▶ **OBJECTIVE**:
Return the listing below exactly, with the pictures dropped.

┌─ LISTED RECORDS

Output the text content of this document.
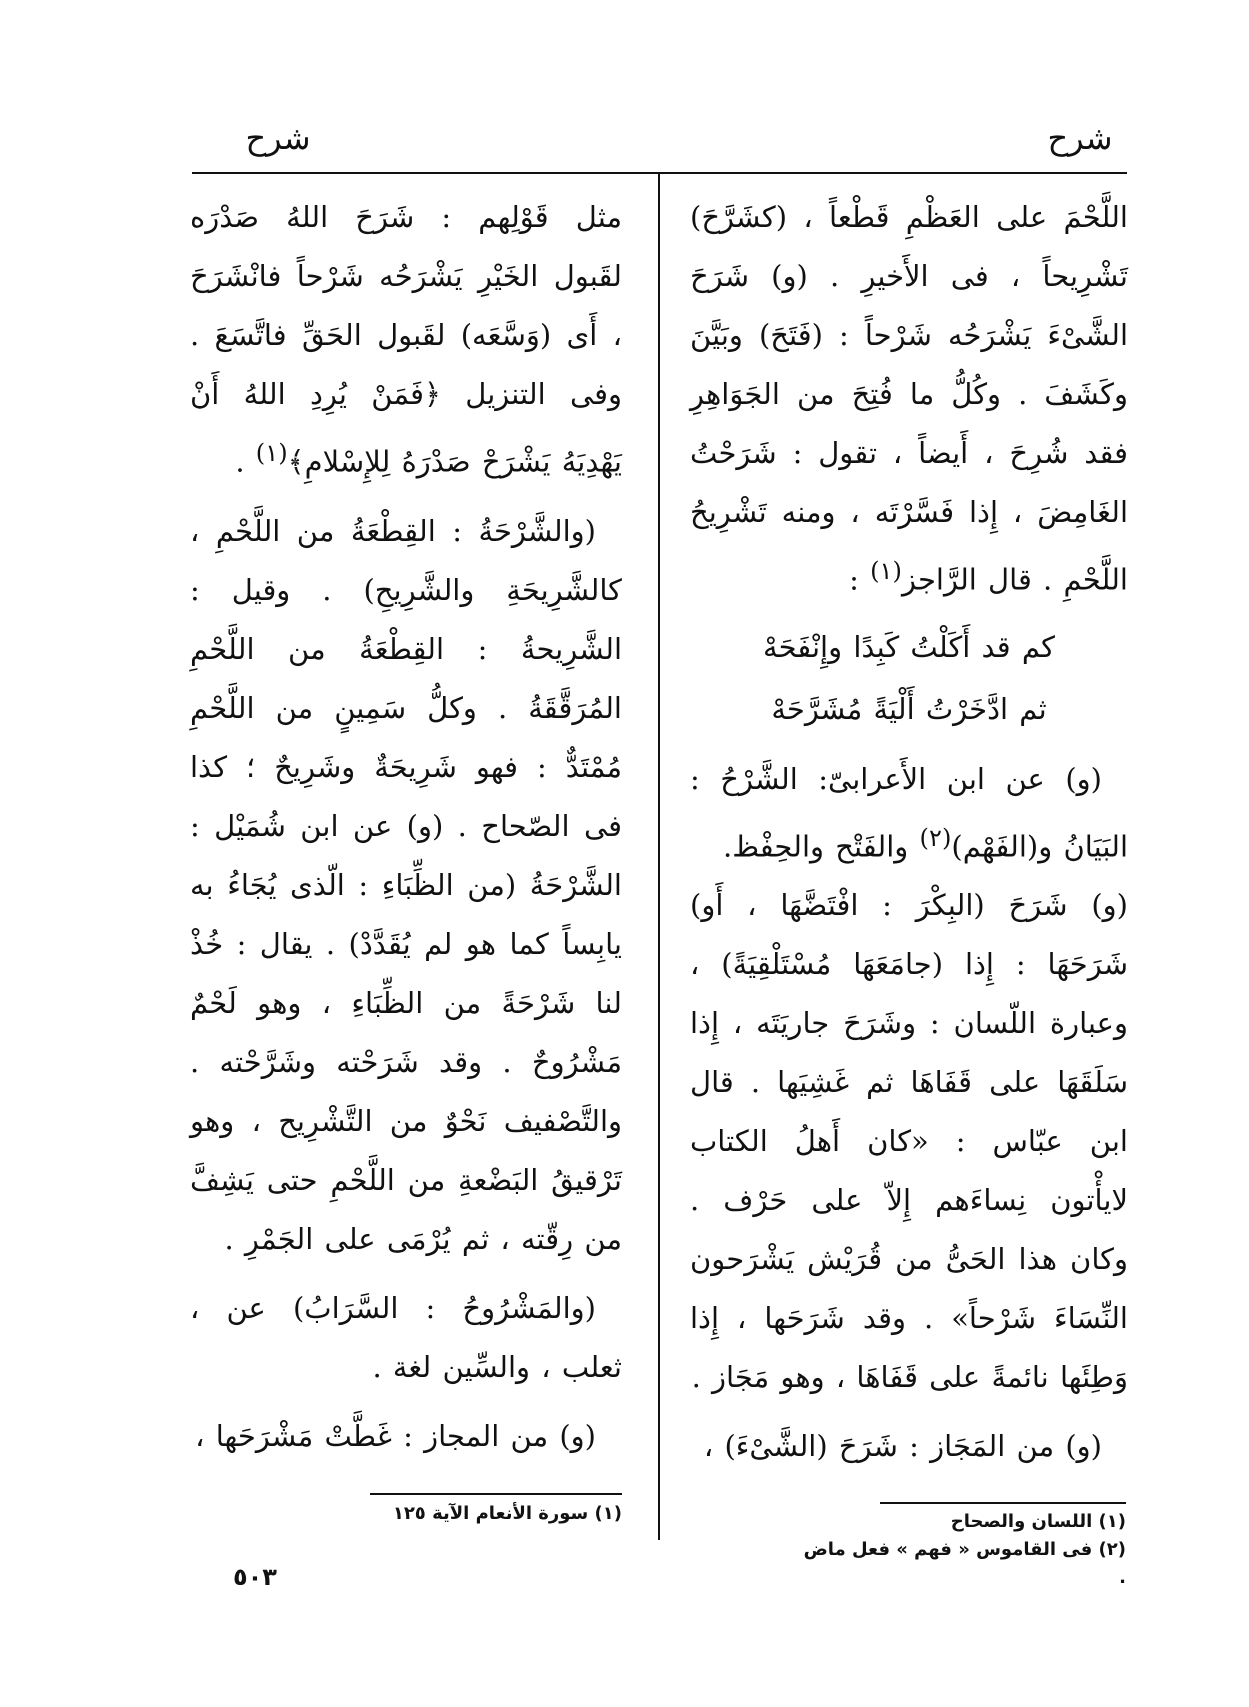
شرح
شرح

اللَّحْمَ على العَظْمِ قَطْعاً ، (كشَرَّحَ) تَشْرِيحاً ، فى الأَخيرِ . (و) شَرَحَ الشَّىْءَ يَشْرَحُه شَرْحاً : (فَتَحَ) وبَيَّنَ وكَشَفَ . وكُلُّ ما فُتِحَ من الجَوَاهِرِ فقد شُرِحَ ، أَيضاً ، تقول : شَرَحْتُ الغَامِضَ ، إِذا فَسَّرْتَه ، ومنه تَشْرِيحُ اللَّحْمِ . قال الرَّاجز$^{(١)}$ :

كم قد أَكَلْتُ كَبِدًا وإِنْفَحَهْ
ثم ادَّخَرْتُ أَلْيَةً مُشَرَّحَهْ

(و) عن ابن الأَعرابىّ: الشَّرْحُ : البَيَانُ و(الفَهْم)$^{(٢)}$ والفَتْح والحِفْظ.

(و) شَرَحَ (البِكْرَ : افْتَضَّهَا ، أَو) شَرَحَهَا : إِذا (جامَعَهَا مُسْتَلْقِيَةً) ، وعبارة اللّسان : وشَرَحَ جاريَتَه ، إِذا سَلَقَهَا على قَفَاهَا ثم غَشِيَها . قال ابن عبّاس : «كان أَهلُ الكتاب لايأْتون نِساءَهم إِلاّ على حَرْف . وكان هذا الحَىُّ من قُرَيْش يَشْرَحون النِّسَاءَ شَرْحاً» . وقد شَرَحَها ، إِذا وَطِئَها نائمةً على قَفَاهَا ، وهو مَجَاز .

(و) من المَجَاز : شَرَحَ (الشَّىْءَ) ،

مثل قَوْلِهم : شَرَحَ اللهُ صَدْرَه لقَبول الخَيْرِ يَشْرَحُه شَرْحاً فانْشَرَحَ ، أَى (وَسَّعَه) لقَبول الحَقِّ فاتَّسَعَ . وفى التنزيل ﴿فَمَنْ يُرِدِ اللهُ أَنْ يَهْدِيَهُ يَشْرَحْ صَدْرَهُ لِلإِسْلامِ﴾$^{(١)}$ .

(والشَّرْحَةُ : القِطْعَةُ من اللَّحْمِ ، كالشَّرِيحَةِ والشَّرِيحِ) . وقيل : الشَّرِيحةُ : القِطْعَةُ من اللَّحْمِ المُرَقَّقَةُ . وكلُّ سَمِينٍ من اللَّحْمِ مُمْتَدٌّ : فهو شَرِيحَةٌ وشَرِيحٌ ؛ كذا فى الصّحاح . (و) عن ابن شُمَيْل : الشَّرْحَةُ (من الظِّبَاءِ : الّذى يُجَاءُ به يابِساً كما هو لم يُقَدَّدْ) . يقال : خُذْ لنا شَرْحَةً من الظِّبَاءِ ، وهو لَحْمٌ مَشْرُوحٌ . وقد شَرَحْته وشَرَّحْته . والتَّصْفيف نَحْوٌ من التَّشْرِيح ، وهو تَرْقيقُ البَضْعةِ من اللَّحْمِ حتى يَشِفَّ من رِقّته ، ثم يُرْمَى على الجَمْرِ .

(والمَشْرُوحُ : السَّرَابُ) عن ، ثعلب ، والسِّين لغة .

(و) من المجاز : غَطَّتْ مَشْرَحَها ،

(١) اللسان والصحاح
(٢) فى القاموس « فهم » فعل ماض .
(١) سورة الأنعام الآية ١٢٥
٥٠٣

└─

▶ **WRITTEN SOLUTION**:
Output the text content of this document.
شرح
شرح

اللَّحْمَ على العَظْمِ قَطْعاً ، (كشَرَّحَ) تَشْرِيحاً ، فى الأَخيرِ . (و) شَرَحَ الشَّىْءَ يَشْرَحُه شَرْحاً : (فَتَحَ) وبَيَّنَ وكَشَفَ . وكُلُّ ما فُتِحَ من الجَوَاهِرِ فقد شُرِحَ ، أَيضاً ، تقول : شَرَحْتُ الغَامِضَ ، إِذا فَسَّرْتَه ، ومنه تَشْرِيحُ اللَّحْمِ . قال الرَّاجز$^{(١)}$ :

كم قد أَكَلْتُ كَبِدًا وإِنْفَحَهْ
ثم ادَّخَرْتُ أَلْيَةً مُشَرَّحَهْ

(و) عن ابن الأَعرابىّ: الشَّرْحُ : البَيَانُ و(الفَهْم)$^{(٢)}$ والفَتْح والحِفْظ.

(و) شَرَحَ (البِكْرَ : افْتَضَّهَا ، أَو) شَرَحَهَا : إِذا (جامَعَهَا مُسْتَلْقِيَةً) ، وعبارة اللّسان : وشَرَحَ جاريَتَه ، إِذا سَلَقَهَا على قَفَاهَا ثم غَشِيَها . قال ابن عبّاس : «كان أَهلُ الكتاب لايأْتون نِساءَهم إِلاّ على حَرْف . وكان هذا الحَىُّ من قُرَيْش يَشْرَحون النِّسَاءَ شَرْحاً» . وقد شَرَحَها ، إِذا وَطِئَها نائمةً على قَفَاهَا ، وهو مَجَاز .

(و) من المَجَاز : شَرَحَ (الشَّىْءَ) ،

مثل قَوْلِهم : شَرَحَ اللهُ صَدْرَه لقَبول الخَيْرِ يَشْرَحُه شَرْحاً فانْشَرَحَ ، أَى (وَسَّعَه) لقَبول الحَقِّ فاتَّسَعَ . وفى التنزيل ﴿فَمَنْ يُرِدِ اللهُ أَنْ يَهْدِيَهُ يَشْرَحْ صَدْرَهُ لِلإِسْلامِ﴾$^{(١)}$ .

(والشَّرْحَةُ : القِطْعَةُ من اللَّحْمِ ، كالشَّرِيحَةِ والشَّرِيحِ) . وقيل : الشَّرِيحةُ : القِطْعَةُ من اللَّحْمِ المُرَقَّقَةُ . وكلُّ سَمِينٍ من اللَّحْمِ مُمْتَدٌّ : فهو شَرِيحَةٌ وشَرِيحٌ ؛ كذا فى الصّحاح . (و) عن ابن شُمَيْل : الشَّرْحَةُ (من الظِّبَاءِ : الّذى يُجَاءُ به يابِساً كما هو لم يُقَدَّدْ) . يقال : خُذْ لنا شَرْحَةً من الظِّبَاءِ ، وهو لَحْمٌ مَشْرُوحٌ . وقد شَرَحْته وشَرَّحْته . والتَّصْفيف نَحْوٌ من التَّشْرِيح ، وهو تَرْقيقُ البَضْعةِ من اللَّحْمِ حتى يَشِفَّ من رِقّته ، ثم يُرْمَى على الجَمْرِ .

(والمَشْرُوحُ : السَّرَابُ) عن ، ثعلب ، والسِّين لغة .

(و) من المجاز : غَطَّتْ مَشْرَحَها ،

(١) اللسان والصحاح
(٢) فى القاموس « فهم » فعل ماض .
(١) سورة الأنعام الآية ١٢٥
٥٠٣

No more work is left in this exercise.